Here are records with pictures in them. Copy all of them exactly and leave the pictures out.

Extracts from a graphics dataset
########################################

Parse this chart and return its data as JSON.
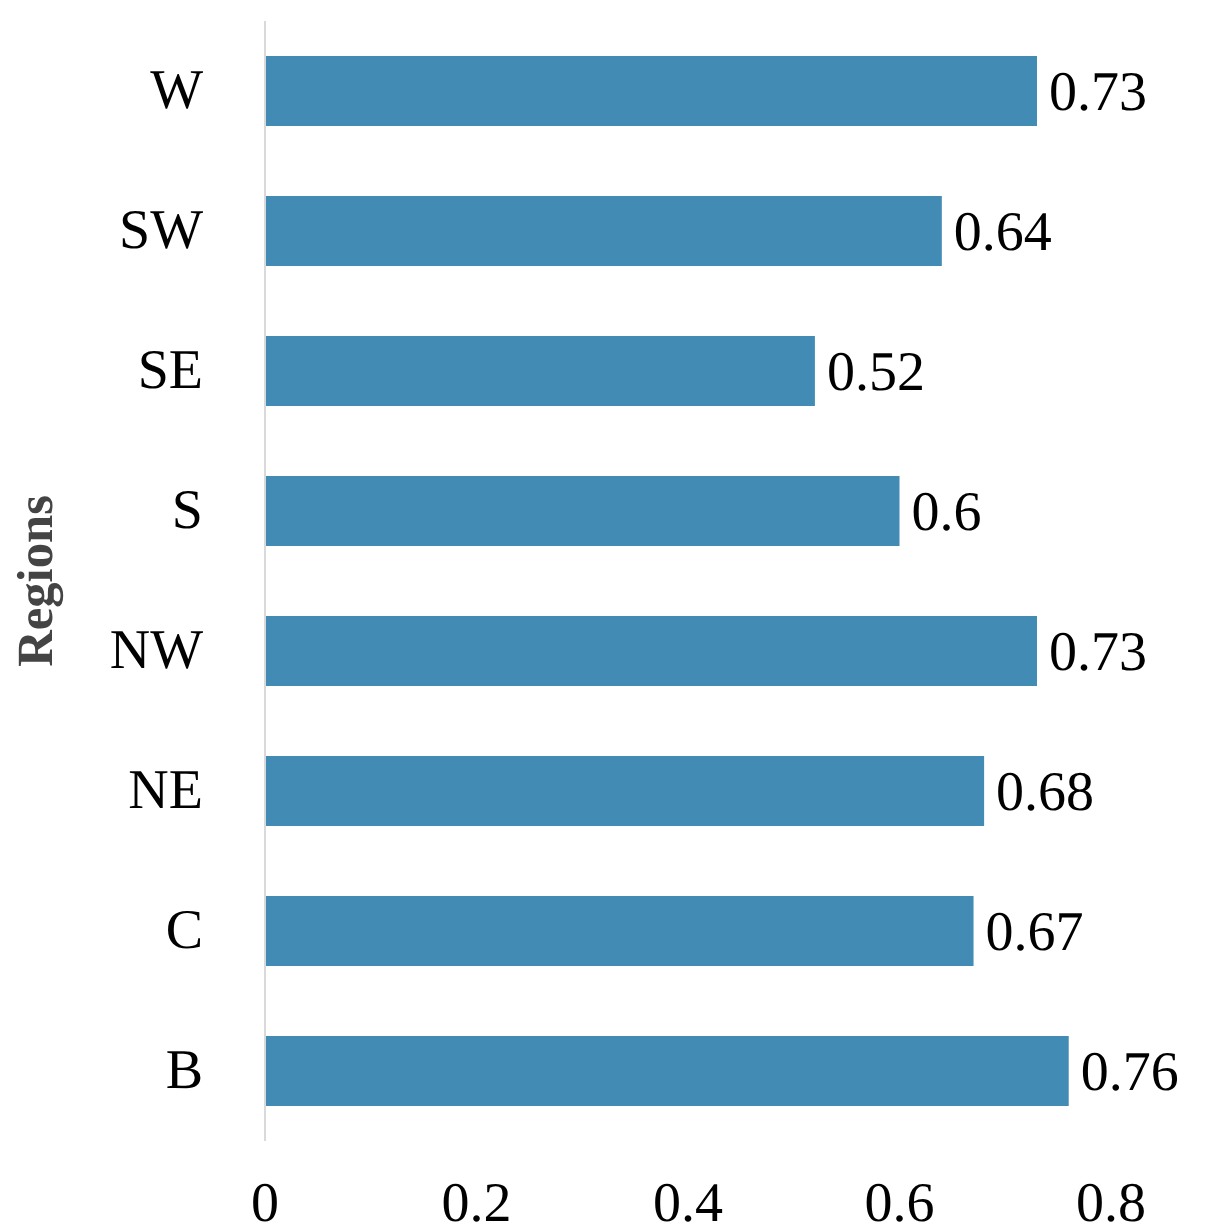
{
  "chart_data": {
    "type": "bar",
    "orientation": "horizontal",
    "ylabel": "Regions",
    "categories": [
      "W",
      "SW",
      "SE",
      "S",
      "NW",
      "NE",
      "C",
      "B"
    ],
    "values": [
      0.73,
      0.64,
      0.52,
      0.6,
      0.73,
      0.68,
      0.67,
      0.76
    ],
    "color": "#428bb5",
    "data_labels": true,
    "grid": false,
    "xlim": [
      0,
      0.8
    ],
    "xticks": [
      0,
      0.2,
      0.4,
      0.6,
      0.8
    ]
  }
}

########################################

FINISHED TASK =
Parse this chart and return its data as JSON.
{
  "chart_data": {
    "type": "bar",
    "orientation": "horizontal",
    "ylabel": "Regions",
    "categories": [
      "W",
      "SW",
      "SE",
      "S",
      "NW",
      "NE",
      "C",
      "B"
    ],
    "values": [
      0.73,
      0.64,
      0.52,
      0.6,
      0.73,
      0.68,
      0.67,
      0.76
    ],
    "color": "#428bb5",
    "data_labels": true,
    "grid": false,
    "xlim": [
      0,
      0.8
    ],
    "xticks": [
      0,
      0.2,
      0.4,
      0.6,
      0.8
    ]
  }
}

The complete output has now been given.